▶ **WRITTEN INSTRUCTION**: In the listing below, locate the lines that hold "name" and copy them.

▶ **RAW RECORDS**:
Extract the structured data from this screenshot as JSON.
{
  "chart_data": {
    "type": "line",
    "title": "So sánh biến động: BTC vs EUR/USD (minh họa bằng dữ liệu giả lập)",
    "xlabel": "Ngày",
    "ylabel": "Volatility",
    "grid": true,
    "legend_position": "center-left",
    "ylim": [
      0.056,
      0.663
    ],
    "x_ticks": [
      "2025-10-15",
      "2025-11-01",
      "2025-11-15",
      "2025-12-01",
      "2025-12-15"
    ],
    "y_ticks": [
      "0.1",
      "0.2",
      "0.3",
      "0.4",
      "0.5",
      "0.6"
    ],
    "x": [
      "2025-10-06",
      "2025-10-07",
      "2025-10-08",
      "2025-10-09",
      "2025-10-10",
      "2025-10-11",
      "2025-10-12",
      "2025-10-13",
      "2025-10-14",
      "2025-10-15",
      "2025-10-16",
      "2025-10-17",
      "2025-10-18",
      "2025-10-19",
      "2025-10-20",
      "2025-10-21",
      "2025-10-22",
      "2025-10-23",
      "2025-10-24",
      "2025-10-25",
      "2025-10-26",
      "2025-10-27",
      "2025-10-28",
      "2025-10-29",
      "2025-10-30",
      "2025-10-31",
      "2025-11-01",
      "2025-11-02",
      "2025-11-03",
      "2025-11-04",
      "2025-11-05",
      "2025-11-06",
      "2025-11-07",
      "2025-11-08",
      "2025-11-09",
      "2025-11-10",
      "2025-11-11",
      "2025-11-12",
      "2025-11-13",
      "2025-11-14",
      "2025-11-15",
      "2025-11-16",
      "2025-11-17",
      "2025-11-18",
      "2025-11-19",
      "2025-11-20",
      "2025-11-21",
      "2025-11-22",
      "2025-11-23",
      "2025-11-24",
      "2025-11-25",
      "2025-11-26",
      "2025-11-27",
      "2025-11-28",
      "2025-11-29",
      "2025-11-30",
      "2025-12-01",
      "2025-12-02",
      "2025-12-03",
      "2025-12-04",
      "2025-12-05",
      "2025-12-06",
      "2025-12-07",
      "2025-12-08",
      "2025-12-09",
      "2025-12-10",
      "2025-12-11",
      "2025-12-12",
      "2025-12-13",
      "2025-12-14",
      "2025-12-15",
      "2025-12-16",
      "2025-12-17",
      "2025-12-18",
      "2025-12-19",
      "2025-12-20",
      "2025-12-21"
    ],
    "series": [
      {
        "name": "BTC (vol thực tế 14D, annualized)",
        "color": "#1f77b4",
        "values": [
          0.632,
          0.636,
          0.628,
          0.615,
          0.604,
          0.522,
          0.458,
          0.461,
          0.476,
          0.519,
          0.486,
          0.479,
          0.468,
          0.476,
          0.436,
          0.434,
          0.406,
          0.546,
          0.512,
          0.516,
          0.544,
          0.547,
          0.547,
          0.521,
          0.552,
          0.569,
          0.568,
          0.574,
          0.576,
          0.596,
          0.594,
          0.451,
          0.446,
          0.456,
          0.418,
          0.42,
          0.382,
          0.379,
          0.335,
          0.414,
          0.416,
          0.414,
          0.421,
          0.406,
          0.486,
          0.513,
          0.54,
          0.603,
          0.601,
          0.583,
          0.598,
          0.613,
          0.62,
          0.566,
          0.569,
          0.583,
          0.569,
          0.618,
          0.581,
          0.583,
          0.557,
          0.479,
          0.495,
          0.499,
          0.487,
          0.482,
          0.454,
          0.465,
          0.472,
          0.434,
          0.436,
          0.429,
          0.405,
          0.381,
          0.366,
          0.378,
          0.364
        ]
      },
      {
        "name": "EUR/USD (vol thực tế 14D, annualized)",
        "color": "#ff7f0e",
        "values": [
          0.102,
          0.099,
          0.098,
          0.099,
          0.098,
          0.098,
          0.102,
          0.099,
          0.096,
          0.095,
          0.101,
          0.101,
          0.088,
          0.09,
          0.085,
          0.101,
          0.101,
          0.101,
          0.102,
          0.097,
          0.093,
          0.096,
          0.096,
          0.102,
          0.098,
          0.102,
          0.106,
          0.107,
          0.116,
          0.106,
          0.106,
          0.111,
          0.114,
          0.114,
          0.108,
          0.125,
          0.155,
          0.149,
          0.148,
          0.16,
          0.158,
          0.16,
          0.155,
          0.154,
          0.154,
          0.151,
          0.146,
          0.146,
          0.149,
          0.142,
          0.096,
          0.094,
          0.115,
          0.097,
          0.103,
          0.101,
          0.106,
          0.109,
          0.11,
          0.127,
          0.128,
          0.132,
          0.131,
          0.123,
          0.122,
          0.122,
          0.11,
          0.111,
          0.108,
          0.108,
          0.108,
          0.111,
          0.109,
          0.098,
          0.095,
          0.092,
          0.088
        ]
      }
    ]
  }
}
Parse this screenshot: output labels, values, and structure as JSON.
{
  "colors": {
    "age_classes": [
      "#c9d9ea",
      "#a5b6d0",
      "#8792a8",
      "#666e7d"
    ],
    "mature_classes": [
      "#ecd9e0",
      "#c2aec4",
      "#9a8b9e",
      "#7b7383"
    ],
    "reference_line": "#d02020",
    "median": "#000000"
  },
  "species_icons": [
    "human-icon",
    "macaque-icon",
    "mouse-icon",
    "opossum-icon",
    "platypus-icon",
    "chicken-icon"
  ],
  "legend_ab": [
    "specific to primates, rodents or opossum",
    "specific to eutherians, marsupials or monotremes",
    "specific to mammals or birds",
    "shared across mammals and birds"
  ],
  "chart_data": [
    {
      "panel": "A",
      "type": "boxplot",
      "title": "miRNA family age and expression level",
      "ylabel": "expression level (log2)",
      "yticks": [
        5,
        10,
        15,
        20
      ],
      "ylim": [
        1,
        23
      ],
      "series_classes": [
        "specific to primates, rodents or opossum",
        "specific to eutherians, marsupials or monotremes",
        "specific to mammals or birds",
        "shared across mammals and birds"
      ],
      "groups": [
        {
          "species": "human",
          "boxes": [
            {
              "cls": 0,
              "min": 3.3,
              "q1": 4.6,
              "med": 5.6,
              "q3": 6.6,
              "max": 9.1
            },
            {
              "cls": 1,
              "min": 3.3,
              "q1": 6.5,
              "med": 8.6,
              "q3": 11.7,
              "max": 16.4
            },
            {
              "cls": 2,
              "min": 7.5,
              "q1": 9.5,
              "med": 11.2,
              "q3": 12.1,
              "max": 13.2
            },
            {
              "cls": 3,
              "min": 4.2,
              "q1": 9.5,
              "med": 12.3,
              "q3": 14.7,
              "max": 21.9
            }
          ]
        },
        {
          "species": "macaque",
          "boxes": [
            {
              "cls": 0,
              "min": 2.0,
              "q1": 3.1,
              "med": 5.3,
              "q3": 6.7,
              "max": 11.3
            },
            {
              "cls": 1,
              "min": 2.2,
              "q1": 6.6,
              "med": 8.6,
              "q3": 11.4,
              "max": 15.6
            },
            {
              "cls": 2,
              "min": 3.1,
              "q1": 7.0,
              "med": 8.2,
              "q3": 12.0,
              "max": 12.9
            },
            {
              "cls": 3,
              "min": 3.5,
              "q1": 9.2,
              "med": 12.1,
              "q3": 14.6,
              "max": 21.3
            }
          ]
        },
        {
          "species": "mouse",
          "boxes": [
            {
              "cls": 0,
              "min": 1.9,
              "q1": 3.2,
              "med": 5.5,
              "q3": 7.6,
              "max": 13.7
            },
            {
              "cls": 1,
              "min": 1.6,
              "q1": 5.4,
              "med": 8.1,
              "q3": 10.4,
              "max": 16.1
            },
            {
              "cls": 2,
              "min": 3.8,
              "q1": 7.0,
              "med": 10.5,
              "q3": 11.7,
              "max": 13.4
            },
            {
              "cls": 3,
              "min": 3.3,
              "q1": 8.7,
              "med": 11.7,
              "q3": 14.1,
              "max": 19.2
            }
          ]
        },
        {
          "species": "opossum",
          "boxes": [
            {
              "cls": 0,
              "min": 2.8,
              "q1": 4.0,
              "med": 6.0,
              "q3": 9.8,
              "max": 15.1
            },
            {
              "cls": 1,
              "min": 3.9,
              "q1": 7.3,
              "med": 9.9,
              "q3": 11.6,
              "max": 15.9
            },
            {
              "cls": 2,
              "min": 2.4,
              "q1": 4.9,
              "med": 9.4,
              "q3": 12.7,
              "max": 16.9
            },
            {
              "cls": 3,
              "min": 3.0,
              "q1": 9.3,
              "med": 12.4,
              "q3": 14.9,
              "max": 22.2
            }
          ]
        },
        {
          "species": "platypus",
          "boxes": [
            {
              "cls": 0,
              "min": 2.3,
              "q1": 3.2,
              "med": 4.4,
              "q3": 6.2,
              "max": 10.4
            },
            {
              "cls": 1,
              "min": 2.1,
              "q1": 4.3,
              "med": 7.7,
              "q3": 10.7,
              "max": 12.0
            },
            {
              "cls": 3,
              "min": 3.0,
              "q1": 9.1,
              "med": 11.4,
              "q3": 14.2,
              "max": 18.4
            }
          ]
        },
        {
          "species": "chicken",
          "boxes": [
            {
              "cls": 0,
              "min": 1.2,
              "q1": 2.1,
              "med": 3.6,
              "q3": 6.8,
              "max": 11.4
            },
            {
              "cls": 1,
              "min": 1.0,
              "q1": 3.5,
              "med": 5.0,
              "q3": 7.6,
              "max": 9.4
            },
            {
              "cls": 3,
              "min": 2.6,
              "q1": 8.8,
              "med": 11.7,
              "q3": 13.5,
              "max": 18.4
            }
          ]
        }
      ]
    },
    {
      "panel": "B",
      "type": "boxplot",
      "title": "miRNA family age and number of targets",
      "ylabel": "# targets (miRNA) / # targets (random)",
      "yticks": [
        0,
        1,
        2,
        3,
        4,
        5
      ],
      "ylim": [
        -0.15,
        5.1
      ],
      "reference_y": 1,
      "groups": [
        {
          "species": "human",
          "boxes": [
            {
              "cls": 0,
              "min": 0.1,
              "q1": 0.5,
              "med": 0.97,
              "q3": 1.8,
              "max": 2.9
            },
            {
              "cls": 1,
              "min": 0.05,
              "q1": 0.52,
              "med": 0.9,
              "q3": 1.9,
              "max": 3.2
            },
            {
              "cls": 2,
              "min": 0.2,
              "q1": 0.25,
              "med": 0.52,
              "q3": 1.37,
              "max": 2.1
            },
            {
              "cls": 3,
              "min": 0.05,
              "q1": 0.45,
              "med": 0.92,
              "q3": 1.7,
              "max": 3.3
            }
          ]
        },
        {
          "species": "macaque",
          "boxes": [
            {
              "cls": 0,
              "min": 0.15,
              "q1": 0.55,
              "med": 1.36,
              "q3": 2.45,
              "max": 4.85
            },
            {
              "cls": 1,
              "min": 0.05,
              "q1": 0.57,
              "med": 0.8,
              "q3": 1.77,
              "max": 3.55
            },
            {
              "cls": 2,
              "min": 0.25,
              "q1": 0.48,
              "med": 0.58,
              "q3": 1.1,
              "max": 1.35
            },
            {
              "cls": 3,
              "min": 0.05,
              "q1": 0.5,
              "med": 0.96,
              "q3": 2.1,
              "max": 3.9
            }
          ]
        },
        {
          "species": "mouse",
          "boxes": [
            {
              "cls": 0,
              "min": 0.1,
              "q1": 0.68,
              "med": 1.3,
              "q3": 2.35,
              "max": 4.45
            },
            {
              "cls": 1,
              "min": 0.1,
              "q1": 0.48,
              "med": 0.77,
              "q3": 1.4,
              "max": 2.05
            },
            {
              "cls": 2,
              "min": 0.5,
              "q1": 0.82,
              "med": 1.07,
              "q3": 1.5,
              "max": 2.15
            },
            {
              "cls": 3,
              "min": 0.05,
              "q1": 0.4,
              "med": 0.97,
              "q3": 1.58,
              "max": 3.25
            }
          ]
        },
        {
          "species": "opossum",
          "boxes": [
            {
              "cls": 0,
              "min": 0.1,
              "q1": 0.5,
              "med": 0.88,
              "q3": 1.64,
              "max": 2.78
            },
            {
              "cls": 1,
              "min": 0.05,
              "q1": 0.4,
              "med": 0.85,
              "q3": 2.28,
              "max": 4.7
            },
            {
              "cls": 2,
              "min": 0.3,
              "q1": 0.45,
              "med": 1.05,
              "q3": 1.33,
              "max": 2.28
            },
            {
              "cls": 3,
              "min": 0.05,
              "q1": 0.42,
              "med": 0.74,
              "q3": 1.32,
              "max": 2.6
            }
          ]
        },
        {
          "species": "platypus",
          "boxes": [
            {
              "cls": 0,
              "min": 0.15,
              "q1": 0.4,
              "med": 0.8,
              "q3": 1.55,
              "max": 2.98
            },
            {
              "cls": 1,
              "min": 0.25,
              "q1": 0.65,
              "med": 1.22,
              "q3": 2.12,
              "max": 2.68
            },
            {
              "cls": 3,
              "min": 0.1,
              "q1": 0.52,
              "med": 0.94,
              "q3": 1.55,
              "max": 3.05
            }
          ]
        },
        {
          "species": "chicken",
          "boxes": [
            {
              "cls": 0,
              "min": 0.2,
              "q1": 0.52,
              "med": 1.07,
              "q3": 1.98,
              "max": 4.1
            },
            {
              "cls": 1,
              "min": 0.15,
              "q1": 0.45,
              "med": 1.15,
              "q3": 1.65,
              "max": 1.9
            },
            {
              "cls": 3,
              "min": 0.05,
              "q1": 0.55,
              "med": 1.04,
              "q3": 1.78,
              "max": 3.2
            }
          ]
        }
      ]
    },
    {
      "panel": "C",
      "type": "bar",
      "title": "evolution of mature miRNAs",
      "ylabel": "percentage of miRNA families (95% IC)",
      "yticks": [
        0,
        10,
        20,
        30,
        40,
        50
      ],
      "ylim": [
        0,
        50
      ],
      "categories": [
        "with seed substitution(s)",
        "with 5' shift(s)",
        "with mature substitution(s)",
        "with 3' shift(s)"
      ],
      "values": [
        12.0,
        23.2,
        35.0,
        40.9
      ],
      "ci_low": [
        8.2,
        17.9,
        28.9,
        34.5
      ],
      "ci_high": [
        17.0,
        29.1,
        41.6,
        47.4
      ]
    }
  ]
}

▶ **WORKED ANSWER**:
        "name": "BTC (vol thực tế 14D, annualized)",
        "name": "EUR/USD (vol thực tế 14D, annualized)",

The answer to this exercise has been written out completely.